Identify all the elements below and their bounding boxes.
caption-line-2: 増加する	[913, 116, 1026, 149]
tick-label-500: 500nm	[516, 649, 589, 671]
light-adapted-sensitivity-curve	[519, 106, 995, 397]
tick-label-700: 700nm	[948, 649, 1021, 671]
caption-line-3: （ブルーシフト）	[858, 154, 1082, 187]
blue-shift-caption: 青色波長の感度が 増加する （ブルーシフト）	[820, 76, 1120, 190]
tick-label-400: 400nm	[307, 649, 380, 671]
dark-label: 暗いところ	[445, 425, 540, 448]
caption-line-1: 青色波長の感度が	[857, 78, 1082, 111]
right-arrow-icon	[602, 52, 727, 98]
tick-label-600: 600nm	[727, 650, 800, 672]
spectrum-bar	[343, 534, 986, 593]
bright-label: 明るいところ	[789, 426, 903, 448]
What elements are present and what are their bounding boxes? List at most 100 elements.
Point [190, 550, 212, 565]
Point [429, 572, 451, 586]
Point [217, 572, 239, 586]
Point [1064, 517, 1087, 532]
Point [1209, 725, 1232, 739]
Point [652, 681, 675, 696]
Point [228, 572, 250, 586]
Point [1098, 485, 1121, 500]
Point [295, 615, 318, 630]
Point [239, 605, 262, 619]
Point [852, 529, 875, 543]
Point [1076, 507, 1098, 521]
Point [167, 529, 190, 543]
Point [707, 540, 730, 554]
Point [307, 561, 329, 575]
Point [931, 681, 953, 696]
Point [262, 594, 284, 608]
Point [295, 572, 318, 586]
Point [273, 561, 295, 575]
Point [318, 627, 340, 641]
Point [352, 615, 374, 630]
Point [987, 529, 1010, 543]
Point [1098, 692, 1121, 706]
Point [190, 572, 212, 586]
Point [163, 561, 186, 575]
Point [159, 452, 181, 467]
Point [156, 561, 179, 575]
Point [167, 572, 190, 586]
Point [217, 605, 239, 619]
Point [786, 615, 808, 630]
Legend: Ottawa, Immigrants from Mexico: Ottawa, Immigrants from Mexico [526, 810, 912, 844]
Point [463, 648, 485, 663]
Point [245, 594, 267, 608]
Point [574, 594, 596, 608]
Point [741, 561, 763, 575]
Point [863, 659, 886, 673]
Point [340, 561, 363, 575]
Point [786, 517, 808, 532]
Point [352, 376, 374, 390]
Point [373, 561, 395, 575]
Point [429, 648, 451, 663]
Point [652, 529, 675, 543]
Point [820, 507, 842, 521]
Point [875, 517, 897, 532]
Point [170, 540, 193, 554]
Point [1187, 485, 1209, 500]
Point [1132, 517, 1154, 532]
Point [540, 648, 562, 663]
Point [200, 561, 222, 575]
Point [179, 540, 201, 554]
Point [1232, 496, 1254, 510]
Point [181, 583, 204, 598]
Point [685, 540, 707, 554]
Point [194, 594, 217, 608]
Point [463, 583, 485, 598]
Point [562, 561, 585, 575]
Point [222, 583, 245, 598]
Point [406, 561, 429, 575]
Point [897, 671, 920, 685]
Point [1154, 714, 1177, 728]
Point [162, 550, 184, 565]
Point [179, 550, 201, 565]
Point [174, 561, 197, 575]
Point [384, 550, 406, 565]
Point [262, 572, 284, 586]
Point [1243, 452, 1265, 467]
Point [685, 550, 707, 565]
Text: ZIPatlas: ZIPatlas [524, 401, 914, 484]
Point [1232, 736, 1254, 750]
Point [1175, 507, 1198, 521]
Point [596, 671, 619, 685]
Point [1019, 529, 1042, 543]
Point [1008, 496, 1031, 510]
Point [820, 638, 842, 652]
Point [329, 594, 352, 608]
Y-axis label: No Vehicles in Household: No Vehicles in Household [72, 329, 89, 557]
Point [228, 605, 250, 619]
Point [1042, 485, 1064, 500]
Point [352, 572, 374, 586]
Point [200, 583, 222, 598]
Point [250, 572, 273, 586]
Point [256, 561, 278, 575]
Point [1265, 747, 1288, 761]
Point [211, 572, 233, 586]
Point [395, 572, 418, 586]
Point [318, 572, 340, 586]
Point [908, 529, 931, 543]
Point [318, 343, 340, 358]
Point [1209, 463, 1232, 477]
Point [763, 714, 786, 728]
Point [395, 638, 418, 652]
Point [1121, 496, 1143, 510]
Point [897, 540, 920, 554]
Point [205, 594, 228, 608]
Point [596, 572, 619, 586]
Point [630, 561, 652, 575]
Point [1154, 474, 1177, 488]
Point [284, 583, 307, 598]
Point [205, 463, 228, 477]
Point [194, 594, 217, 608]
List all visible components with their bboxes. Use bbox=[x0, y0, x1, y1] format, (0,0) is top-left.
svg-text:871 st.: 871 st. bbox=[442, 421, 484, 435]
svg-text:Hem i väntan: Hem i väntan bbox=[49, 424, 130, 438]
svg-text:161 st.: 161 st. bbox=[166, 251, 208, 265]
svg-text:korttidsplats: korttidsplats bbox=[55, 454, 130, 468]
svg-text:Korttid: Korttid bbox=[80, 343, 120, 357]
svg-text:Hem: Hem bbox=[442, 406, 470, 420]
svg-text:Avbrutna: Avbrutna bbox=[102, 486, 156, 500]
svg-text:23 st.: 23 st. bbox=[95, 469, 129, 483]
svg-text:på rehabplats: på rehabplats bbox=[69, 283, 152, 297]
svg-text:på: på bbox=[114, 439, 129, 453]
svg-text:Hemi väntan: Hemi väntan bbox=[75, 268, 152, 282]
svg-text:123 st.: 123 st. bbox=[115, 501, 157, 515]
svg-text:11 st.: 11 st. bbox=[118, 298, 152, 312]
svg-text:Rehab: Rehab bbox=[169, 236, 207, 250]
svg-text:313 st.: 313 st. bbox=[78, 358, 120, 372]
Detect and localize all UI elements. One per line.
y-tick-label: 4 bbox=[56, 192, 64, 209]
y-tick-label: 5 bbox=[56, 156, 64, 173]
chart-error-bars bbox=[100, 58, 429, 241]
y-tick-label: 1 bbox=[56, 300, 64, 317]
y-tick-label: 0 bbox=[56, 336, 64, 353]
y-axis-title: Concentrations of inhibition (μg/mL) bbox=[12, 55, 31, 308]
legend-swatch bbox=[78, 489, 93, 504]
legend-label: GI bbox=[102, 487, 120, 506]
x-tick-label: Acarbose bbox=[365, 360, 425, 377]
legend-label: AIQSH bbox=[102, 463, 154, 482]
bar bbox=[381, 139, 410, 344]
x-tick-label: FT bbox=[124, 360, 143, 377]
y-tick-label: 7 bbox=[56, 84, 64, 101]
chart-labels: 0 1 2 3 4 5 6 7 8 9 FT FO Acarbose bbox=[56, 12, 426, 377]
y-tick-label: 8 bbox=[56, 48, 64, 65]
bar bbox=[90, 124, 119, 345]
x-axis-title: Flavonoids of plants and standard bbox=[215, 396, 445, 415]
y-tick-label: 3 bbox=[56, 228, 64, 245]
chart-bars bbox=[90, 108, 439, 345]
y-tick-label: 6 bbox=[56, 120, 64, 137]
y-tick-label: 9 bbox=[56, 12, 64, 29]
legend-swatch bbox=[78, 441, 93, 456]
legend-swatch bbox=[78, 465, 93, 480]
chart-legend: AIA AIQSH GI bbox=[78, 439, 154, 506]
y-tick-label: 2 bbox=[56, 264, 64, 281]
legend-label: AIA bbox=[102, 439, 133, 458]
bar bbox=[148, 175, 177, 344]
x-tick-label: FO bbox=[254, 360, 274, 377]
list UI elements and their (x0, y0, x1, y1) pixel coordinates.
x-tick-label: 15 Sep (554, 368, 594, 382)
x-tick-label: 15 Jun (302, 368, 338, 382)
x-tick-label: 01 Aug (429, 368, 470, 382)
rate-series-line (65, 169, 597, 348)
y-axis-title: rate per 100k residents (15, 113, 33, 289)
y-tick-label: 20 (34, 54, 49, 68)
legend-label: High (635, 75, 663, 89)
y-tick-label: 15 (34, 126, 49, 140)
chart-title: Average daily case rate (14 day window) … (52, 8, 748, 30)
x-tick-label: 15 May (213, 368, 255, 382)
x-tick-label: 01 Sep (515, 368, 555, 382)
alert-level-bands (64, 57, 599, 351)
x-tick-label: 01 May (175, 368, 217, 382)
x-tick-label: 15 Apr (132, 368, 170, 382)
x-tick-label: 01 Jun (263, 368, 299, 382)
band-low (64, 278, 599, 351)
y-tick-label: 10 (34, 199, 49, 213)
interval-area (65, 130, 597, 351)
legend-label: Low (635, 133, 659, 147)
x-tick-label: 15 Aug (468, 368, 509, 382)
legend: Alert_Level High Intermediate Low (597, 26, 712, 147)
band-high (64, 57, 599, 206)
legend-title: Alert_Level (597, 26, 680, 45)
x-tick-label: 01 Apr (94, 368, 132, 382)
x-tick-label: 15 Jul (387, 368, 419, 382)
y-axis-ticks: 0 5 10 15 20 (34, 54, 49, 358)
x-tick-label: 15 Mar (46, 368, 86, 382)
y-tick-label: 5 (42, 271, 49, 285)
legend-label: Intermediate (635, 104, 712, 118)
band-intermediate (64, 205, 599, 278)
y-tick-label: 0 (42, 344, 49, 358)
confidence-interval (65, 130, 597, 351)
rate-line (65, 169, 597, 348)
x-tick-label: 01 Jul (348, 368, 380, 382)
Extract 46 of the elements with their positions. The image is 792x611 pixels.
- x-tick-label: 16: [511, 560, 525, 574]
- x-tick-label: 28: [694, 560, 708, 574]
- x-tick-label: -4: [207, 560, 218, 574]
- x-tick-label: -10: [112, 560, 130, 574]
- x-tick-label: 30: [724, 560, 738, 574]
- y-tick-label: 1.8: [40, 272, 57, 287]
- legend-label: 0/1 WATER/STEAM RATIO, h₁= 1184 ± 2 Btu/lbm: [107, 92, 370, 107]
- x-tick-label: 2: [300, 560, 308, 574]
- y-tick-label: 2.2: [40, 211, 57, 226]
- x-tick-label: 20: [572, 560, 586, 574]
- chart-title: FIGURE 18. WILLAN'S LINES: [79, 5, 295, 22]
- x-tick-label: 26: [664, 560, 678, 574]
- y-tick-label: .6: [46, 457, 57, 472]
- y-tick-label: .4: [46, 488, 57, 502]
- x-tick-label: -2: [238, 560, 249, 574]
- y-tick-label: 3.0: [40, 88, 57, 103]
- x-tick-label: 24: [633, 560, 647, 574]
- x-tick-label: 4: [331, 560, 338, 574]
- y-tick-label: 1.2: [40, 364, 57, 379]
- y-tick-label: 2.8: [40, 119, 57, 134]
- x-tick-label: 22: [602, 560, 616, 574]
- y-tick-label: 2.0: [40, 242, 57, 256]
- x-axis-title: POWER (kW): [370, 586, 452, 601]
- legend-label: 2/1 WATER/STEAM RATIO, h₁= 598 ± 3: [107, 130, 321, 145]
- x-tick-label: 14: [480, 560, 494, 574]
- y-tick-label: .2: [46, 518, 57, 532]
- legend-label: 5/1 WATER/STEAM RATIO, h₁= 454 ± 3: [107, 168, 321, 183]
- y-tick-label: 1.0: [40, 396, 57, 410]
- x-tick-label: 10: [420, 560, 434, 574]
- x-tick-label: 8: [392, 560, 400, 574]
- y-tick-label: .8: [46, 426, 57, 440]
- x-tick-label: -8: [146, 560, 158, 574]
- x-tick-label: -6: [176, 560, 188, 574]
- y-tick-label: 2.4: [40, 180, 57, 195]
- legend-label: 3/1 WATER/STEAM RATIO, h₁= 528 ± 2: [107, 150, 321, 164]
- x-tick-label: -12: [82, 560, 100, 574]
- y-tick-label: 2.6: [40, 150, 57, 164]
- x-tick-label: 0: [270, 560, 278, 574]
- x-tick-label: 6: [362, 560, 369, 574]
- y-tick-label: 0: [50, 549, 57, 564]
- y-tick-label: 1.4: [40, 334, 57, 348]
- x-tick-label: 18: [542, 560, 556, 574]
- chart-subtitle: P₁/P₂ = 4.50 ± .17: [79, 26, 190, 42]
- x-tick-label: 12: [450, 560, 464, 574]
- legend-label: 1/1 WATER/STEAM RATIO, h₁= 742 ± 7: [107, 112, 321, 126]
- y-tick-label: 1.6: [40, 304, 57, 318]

□ □ □ □ □

▶ EXERCISE REQUIREMENTS: List every line in the records above that contains the string "ブルーシフト".

▶ ANSWER TO THE EXERCISE:
caption-line-3: （ブルーシフト）	[858, 154, 1082, 187]
blue-shift-caption: 青色波長の感度が 増加する （ブルーシフト）	[820, 76, 1120, 190]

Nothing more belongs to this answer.